■ What is needed: Reproduce the forum thread verbatim, starting with "This does not" and going on through "is the problem.".

■ Document text:
Rape, lets end the discussion

Started by Gabriel, Mar 21, 2006, 06:39 PM

previous topic - next topic
Go Down

Gabriel

Rape

All right lets get this over with.

I have tried to convince people for a long time that rape is not big deal. I have argued people to the point where they have said that rape is a big deal

Rape is not a big deal. Women volunteer to have penises (and other objects) stuck into their eager vaginas all day, every day.
The fact that it is an unwanted penis would bother and upset most people. Yes it should be a crime. Yes it should be outlawed. But to crown these women as supervictims and throw money at them goes too too far. How traumatizing can having an unconsented penis inserted into the same orifice that bloody tampons are pulled out of.

Now for anyone foolish enough to say, hey Gab you won't want to be anally raped now would you. The answer is obviously "no", but serves to put me on the defense, while setting up a straw man. What is worse is this question has thrown this debate out of MRA hands for years.

It shouldn't. Because you are comparing apples to oranges. Equivocating vaginally raping a women to anally raping a male is false. I'll start at the top and work my way down. A vagina it is designed to for penises to be repeatedly shoved in and out of it and for babies to pushed out of it. It is muscular and comparably wide, it lubricates and expands, so if an object is forced into the vagina the probability of physical pain and tearing is low. Physical effects of a vaginal rape disappears within a few days at most.

An anus is not designed to have things stuck into it. It is a thin tube designed to temporarily hold semi-liquid feces. Forcing an object in there causes massive tearing, ripping, and bleeding - massive physical pain that can last for weeks.

This does not even get into the gender relational aspect of this. Straight women consent for men to have sex with them. Psychologically - the fact that it is a male sticking his penis into her vagina is not the problem. It is the male and when that it is the problem.

If you truly wanted to compare apples to apples. Then you would have to have a female raping a man. Using her vagina on his penis. That is the true comparison.

dr e

Gabriel -  I think you are making a mistake in thinking that everyone is like you.  They are not. Perhaps if you had a vagina and were raped it wouldn't be such a bad thing for you.  Everyone is different and for one person being in a head on collision would be a huge trauma and for another it might be fun.  Allowing others to have their own reactions is a part of maturity.  Denying others their reactions is exactly what has been done to men for centuries.

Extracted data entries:
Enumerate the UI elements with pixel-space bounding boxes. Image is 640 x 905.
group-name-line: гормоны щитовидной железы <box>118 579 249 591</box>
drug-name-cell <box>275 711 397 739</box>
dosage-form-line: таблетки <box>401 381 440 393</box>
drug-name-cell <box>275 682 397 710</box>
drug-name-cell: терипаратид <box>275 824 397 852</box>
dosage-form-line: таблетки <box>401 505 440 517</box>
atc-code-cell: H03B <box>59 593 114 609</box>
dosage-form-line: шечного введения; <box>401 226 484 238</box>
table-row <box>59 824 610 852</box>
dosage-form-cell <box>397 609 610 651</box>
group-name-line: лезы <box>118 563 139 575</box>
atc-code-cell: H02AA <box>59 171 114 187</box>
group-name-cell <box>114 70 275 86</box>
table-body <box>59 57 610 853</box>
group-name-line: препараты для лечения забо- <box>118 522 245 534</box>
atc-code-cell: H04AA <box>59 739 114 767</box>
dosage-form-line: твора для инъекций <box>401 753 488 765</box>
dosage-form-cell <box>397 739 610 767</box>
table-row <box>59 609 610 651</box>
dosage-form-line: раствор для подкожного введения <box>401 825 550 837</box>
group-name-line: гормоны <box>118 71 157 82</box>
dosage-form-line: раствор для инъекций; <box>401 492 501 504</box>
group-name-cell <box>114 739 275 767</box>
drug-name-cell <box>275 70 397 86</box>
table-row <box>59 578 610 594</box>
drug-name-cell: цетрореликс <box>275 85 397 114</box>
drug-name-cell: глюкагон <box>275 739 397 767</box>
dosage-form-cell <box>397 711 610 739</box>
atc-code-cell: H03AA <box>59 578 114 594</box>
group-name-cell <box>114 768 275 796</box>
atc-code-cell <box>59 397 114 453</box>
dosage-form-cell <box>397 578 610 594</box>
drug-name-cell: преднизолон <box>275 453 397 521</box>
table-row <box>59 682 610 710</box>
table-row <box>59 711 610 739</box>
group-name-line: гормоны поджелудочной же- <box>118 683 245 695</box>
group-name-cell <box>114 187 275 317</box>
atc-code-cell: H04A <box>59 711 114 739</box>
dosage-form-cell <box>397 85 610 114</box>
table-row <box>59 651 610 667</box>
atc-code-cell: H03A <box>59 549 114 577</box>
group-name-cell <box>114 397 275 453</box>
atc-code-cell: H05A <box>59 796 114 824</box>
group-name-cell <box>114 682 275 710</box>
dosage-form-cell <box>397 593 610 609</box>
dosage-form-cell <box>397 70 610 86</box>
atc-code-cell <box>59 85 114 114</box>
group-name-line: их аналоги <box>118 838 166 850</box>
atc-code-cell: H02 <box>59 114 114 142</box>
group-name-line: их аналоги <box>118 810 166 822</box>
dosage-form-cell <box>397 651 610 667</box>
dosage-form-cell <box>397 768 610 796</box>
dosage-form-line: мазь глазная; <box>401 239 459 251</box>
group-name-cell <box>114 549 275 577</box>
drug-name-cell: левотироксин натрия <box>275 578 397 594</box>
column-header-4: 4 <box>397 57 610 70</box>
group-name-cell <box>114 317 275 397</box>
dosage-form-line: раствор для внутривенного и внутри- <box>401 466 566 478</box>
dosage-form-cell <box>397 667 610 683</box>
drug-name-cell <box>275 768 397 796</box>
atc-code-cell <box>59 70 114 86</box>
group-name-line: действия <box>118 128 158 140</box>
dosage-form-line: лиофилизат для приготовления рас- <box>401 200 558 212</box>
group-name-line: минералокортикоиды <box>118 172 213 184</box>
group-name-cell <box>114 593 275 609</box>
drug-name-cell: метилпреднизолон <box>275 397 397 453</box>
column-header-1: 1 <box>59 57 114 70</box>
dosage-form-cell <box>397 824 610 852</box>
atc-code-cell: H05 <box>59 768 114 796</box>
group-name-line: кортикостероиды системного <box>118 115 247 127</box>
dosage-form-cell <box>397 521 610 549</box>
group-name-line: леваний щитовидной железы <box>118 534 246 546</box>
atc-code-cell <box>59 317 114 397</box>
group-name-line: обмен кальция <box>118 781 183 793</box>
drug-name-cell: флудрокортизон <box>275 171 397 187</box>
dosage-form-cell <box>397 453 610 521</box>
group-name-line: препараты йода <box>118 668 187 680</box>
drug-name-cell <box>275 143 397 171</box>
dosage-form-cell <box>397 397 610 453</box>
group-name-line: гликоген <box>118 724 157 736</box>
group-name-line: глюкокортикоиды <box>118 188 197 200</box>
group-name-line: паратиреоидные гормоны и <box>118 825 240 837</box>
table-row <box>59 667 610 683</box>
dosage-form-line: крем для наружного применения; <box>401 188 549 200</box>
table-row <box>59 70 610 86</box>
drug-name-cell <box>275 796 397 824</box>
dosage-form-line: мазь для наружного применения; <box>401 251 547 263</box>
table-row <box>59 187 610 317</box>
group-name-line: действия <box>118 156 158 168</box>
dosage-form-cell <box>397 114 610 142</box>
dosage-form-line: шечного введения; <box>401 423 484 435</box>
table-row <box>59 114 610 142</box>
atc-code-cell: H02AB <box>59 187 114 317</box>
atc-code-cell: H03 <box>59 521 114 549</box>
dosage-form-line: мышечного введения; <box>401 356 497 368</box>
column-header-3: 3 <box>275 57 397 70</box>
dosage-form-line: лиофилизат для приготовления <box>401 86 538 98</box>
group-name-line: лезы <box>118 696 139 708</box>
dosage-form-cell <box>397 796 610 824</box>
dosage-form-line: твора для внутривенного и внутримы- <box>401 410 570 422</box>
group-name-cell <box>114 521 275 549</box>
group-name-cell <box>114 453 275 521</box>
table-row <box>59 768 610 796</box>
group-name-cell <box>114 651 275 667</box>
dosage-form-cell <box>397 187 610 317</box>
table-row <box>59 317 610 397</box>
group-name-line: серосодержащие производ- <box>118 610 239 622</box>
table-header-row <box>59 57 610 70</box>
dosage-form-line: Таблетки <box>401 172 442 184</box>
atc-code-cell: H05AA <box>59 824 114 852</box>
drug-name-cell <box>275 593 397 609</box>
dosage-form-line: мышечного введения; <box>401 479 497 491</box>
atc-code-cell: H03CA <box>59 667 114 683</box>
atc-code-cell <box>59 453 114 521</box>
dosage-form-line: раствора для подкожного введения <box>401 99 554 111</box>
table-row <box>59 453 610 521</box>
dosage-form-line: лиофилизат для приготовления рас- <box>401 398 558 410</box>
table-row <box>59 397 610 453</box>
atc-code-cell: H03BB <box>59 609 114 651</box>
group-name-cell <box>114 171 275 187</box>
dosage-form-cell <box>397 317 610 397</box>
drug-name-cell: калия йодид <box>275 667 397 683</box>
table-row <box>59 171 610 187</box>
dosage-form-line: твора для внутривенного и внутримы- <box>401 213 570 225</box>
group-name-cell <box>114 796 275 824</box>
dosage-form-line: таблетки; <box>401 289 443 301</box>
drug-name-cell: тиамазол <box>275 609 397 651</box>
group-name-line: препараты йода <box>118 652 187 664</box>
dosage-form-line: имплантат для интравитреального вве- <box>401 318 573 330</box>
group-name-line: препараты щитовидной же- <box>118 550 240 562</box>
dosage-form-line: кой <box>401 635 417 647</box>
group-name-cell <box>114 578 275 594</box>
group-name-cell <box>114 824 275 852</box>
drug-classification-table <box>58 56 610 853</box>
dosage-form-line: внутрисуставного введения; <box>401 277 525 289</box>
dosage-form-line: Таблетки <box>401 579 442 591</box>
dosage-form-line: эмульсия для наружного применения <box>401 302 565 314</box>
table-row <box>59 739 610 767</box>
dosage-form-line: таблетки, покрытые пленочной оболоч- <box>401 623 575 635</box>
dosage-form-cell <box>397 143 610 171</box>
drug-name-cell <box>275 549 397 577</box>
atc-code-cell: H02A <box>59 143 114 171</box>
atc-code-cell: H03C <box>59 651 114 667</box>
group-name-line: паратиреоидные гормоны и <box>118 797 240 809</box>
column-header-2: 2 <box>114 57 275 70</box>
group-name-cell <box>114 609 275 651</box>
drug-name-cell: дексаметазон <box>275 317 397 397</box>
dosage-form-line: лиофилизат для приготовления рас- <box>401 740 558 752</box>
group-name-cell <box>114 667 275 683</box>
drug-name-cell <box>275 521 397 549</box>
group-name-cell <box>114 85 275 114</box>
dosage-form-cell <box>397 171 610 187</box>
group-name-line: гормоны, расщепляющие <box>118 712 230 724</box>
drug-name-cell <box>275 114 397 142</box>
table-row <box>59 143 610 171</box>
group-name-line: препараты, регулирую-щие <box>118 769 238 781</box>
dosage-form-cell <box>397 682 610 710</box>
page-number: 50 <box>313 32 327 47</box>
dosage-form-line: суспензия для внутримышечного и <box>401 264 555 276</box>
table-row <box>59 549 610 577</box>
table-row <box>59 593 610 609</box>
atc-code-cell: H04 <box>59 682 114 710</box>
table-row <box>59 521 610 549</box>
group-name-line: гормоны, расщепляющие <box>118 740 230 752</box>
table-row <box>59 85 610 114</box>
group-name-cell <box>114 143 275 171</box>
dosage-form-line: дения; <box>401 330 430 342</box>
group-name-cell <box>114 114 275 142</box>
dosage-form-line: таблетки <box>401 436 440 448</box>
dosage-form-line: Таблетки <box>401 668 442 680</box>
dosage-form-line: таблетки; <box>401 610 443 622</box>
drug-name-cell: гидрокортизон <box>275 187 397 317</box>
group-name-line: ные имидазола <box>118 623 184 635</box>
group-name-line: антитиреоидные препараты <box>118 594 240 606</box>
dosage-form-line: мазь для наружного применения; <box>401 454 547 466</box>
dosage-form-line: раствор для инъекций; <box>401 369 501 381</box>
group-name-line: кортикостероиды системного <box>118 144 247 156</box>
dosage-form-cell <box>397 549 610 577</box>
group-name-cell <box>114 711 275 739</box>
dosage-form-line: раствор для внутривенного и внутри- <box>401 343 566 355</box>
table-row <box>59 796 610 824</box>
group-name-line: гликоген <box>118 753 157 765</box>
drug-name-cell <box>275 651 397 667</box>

■ Completed task:
This does not even get into the gender relational aspect of this. Straight women consent for men to have sex with them. Psychologically - the fact that it is a male sticking his penis into her vagina is not the problem. It is the male and when that it is the problem.